- EXERCISE DETAILS
Copy each line exactly. Drop every picture.

Dataset excerpts
-- Start --

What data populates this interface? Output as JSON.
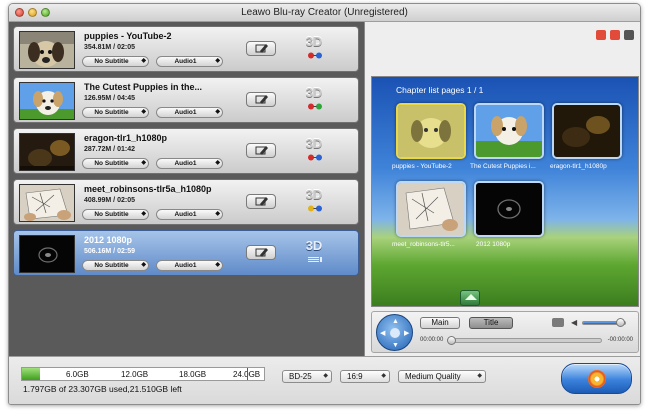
{
  "window": {
    "title": "Leawo Blu-ray Creator (Unregistered)"
  },
  "videos": [
    {
      "title": "puppies - YouTube-2",
      "meta": "354.81M / 02:05",
      "subtitle": "No Subtitle",
      "audio": "Audio1",
      "three_d": "3D",
      "selected": false
    },
    {
      "title": "The Cutest Puppies in the...",
      "meta": "126.95M / 04:45",
      "subtitle": "No Subtitle",
      "audio": "Audio1",
      "three_d": "3D",
      "selected": false
    },
    {
      "title": "eragon-tlr1_h1080p",
      "meta": "287.72M / 01:42",
      "subtitle": "No Subtitle",
      "audio": "Audio1",
      "three_d": "3D",
      "selected": false
    },
    {
      "title": "meet_robinsons-tlr5a_h1080p",
      "meta": "408.99M / 02:05",
      "subtitle": "No Subtitle",
      "audio": "Audio1",
      "three_d": "3D",
      "selected": false
    },
    {
      "title": "2012 1080p",
      "meta": "506.16M / 02:59",
      "subtitle": "No Subtitle",
      "audio": "Audio1",
      "three_d": "3D",
      "selected": true
    }
  ],
  "preview": {
    "chapter_header": "Chapter list pages 1 / 1",
    "chapters": [
      "puppies - YouTube-2",
      "The Cutest Puppies i...",
      "eragon-tlr1_h1080p",
      "meet_robinsons-tlr5...",
      "2012 1080p"
    ]
  },
  "player": {
    "main_label": "Main",
    "title_label": "Title",
    "time_current": "00:00:00",
    "time_remaining": "-00:00:00",
    "progress_fraction": 0.0,
    "volume_fraction": 0.9
  },
  "capacity": {
    "ticks": [
      "6.0GB",
      "12.0GB",
      "18.0GB",
      "24.0GB"
    ],
    "used_fraction": 0.075,
    "mark_fraction": 0.93,
    "usage_text": "1.797GB of 23.307GB used,21.510GB left"
  },
  "options": {
    "disc_type": "BD-25",
    "aspect": "16:9",
    "quality": "Medium Quality"
  },
  "colors": {
    "accent_blue": "#3b82dc",
    "selected_row": "#7ea4d9",
    "capacity_fill": "#5fbf33"
  },
  "icons": {
    "edit": "pencil-edit-icon",
    "glasses": "3d-glasses-icon",
    "burn": "burn-disc-icon"
  }
}
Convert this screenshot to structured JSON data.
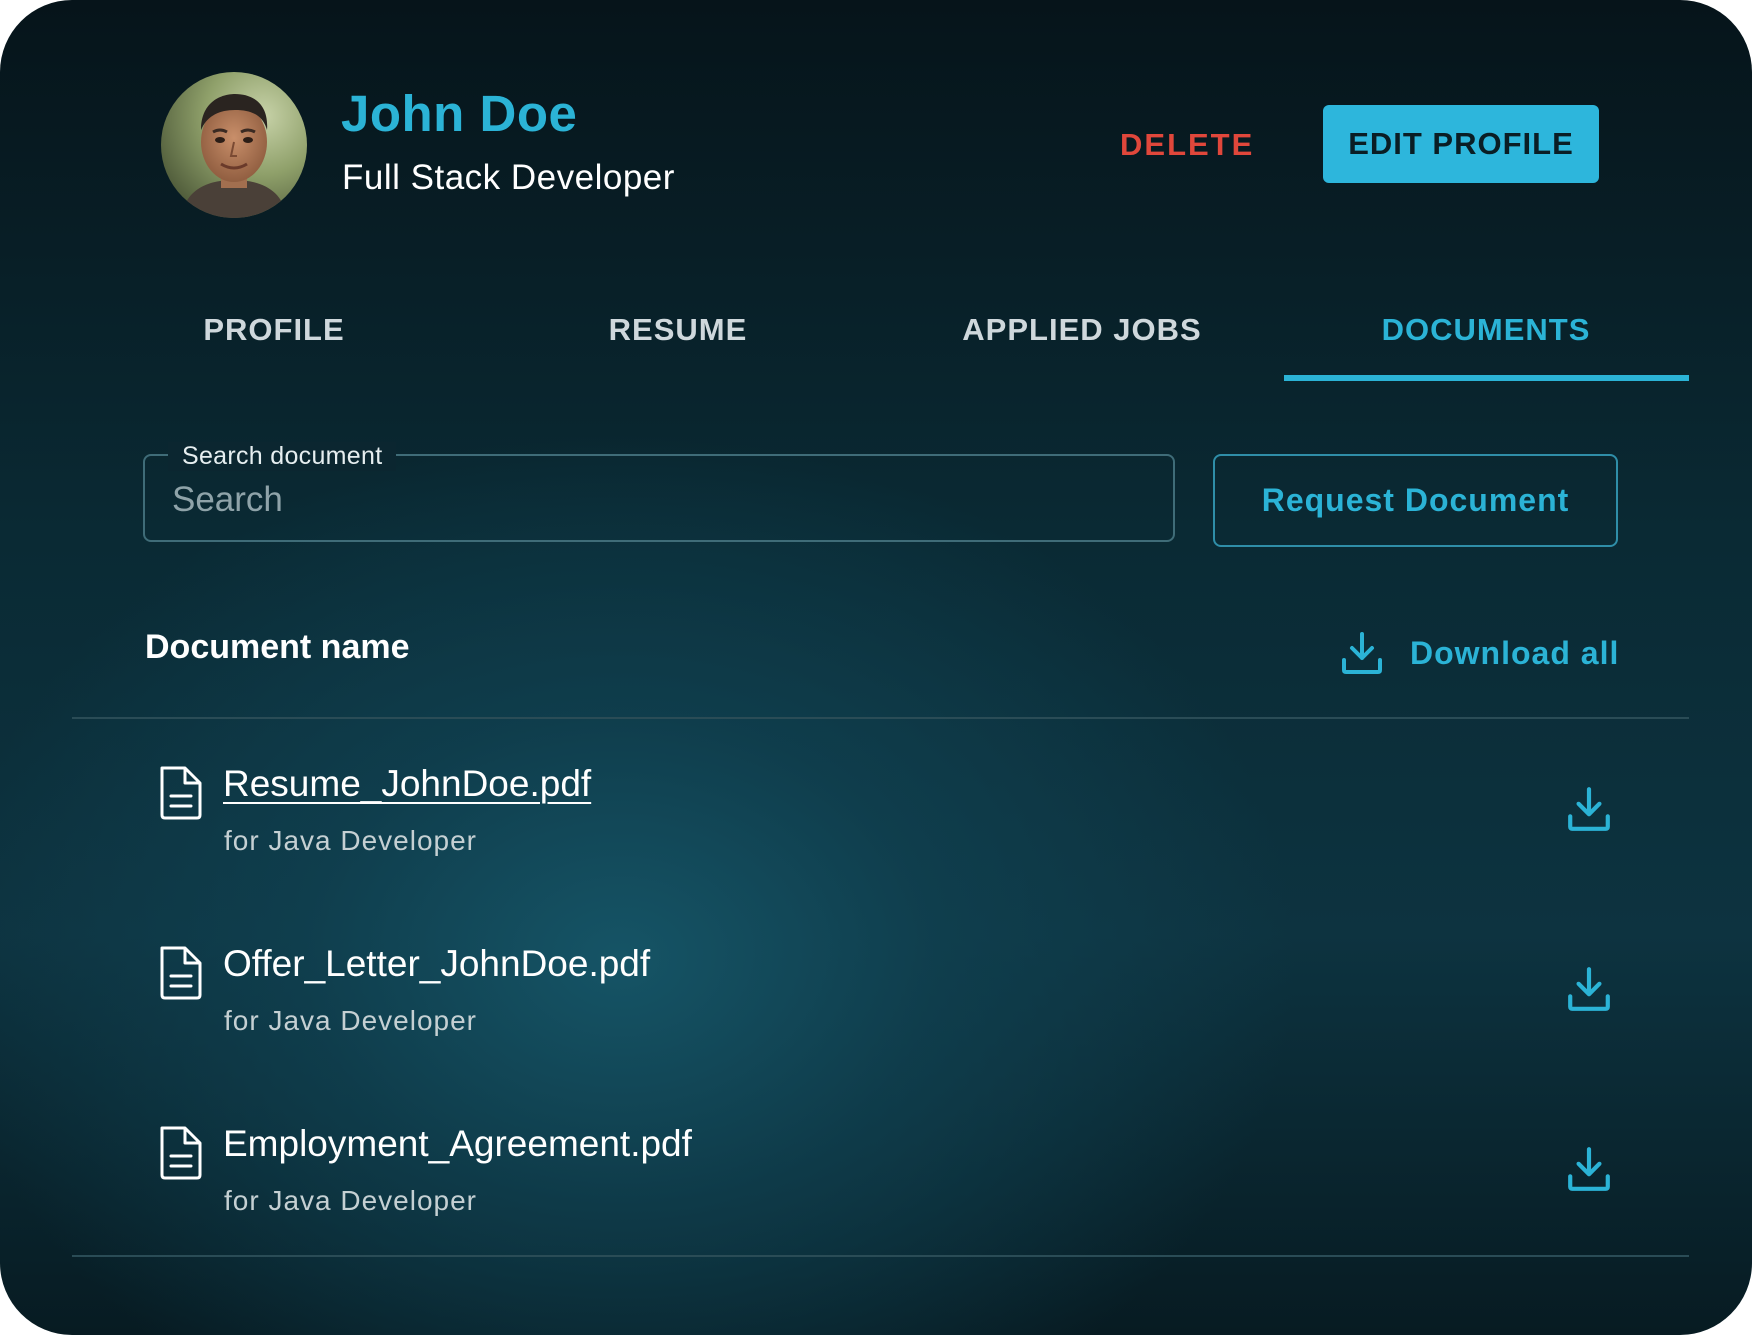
{
  "profile": {
    "name": "John Doe",
    "role": "Full Stack Developer"
  },
  "actions": {
    "delete_label": "DELETE",
    "edit_label": "EDIT PROFILE"
  },
  "tabs": [
    {
      "label": "PROFILE",
      "active": false
    },
    {
      "label": "RESUME",
      "active": false
    },
    {
      "label": "APPLIED JOBS",
      "active": false
    },
    {
      "label": "DOCUMENTS",
      "active": true
    }
  ],
  "search": {
    "legend": "Search document",
    "placeholder": "Search",
    "value": ""
  },
  "request_button_label": "Request Document",
  "documents_table": {
    "header": "Document name",
    "download_all_label": "Download all",
    "rows": [
      {
        "name": "Resume_JohnDoe.pdf",
        "subtitle": "for Java Developer",
        "icon": "file-icon",
        "action_icon": "download-icon"
      },
      {
        "name": "Offer_Letter_JohnDoe.pdf",
        "subtitle": "for Java Developer",
        "icon": "file-icon",
        "action_icon": "download-icon"
      },
      {
        "name": "Employment_Agreement.pdf",
        "subtitle": "for Java Developer",
        "icon": "file-icon",
        "action_icon": "download-icon"
      }
    ]
  },
  "colors": {
    "accent": "#2bb3d6",
    "danger": "#e0473b",
    "background_dark": "#06141a",
    "background_teal": "#165668",
    "text_primary": "#ffffff",
    "text_secondary": "#c5d0d3"
  }
}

-- End --

- TASK ANSWER
What data populates this interface? Output as JSON.
{
  "window": {
    "title": "Leawo Blu-ray Creator (Unregistered)"
  },
  "videos": [
    {
      "title": "puppies - YouTube-2",
      "meta": "354.81M / 02:05",
      "subtitle": "No Subtitle",
      "audio": "Audio1",
      "three_d": "3D",
      "selected": false
    },
    {
      "title": "The Cutest Puppies in the...",
      "meta": "126.95M / 04:45",
      "subtitle": "No Subtitle",
      "audio": "Audio1",
      "three_d": "3D",
      "selected": false
    },
    {
      "title": "eragon-tlr1_h1080p",
      "meta": "287.72M / 01:42",
      "subtitle": "No Subtitle",
      "audio": "Audio1",
      "three_d": "3D",
      "selected": false
    },
    {
      "title": "meet_robinsons-tlr5a_h1080p",
      "meta": "408.99M / 02:05",
      "subtitle": "No Subtitle",
      "audio": "Audio1",
      "three_d": "3D",
      "selected": false
    },
    {
      "title": "2012 1080p",
      "meta": "506.16M / 02:59",
      "subtitle": "No Subtitle",
      "audio": "Audio1",
      "three_d": "3D",
      "selected": true
    }
  ],
  "preview": {
    "chapter_header": "Chapter list pages 1 / 1",
    "chapters": [
      "puppies - YouTube-2",
      "The Cutest Puppies i...",
      "eragon-tlr1_h1080p",
      "meet_robinsons-tlr5...",
      "2012 1080p"
    ]
  },
  "player": {
    "main_label": "Main",
    "title_label": "Title",
    "time_current": "00:00:00",
    "time_remaining": "-00:00:00",
    "progress_fraction": 0.0,
    "volume_fraction": 0.9
  },
  "capacity": {
    "ticks": [
      "6.0GB",
      "12.0GB",
      "18.0GB",
      "24.0GB"
    ],
    "used_fraction": 0.075,
    "mark_fraction": 0.93,
    "usage_text": "1.797GB of 23.307GB used,21.510GB left"
  },
  "options": {
    "disc_type": "BD-25",
    "aspect": "16:9",
    "quality": "Medium Quality"
  },
  "colors": {
    "accent_blue": "#3b82dc",
    "selected_row": "#7ea4d9",
    "capacity_fill": "#5fbf33"
  },
  "icons": {
    "edit": "pencil-edit-icon",
    "glasses": "3d-glasses-icon",
    "burn": "burn-disc-icon"
  }
}
Convert this screenshot to structured JSON data.
{
  "profile": {
    "name": "John Doe",
    "role": "Full Stack Developer"
  },
  "actions": {
    "delete_label": "DELETE",
    "edit_label": "EDIT PROFILE"
  },
  "tabs": [
    {
      "label": "PROFILE",
      "active": false
    },
    {
      "label": "RESUME",
      "active": false
    },
    {
      "label": "APPLIED JOBS",
      "active": false
    },
    {
      "label": "DOCUMENTS",
      "active": true
    }
  ],
  "search": {
    "legend": "Search document",
    "placeholder": "Search",
    "value": ""
  },
  "request_button_label": "Request Document",
  "documents_table": {
    "header": "Document name",
    "download_all_label": "Download all",
    "rows": [
      {
        "name": "Resume_JohnDoe.pdf",
        "subtitle": "for Java Developer",
        "icon": "file-icon",
        "action_icon": "download-icon"
      },
      {
        "name": "Offer_Letter_JohnDoe.pdf",
        "subtitle": "for Java Developer",
        "icon": "file-icon",
        "action_icon": "download-icon"
      },
      {
        "name": "Employment_Agreement.pdf",
        "subtitle": "for Java Developer",
        "icon": "file-icon",
        "action_icon": "download-icon"
      }
    ]
  },
  "colors": {
    "accent": "#2bb3d6",
    "danger": "#e0473b",
    "background_dark": "#06141a",
    "background_teal": "#165668",
    "text_primary": "#ffffff",
    "text_secondary": "#c5d0d3"
  }
}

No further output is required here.